» WHAT TO DO:
Locate the lines that hold the string "Playback". Copy every such line.

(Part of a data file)
★ ★ ★ ★
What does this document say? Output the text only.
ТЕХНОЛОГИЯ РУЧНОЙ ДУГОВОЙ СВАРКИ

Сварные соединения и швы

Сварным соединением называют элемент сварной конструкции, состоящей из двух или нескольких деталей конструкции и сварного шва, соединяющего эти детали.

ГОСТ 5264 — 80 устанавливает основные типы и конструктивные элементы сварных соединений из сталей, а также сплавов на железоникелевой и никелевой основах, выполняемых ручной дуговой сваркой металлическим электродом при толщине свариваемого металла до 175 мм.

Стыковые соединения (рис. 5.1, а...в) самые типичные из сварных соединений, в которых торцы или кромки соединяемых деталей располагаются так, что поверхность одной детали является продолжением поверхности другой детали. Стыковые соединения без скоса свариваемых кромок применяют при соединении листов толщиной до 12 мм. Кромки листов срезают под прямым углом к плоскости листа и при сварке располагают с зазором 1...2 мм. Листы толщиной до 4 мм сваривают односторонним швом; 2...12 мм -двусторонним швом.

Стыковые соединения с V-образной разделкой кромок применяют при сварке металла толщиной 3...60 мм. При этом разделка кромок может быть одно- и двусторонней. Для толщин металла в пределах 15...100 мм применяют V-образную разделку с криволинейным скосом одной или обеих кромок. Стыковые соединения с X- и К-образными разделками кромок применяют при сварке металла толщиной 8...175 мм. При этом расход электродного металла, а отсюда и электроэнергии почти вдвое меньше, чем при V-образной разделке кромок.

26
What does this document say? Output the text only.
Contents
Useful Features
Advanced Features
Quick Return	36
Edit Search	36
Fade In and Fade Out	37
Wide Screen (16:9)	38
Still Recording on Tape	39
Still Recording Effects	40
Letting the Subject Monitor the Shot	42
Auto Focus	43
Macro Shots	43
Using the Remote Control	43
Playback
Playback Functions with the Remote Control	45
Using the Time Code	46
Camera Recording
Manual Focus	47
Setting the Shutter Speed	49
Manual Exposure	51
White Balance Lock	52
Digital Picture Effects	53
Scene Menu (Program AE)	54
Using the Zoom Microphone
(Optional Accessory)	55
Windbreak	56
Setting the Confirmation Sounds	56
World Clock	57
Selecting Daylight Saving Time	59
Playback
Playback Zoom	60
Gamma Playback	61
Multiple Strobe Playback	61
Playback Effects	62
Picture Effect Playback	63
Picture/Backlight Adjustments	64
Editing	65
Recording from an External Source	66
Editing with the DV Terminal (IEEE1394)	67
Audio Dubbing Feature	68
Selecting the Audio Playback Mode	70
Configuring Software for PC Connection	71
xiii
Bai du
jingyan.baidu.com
★ ★ ★ ★
» WRITTEN RESPONSE:
Playback
Playback Functions with the Remote Control	45
Playback
Playback Zoom	60
Gamma Playback	61
Multiple Strobe Playback	61
Playback Effects	62
Picture Effect Playback	63
Selecting the Audio Playback Mode	70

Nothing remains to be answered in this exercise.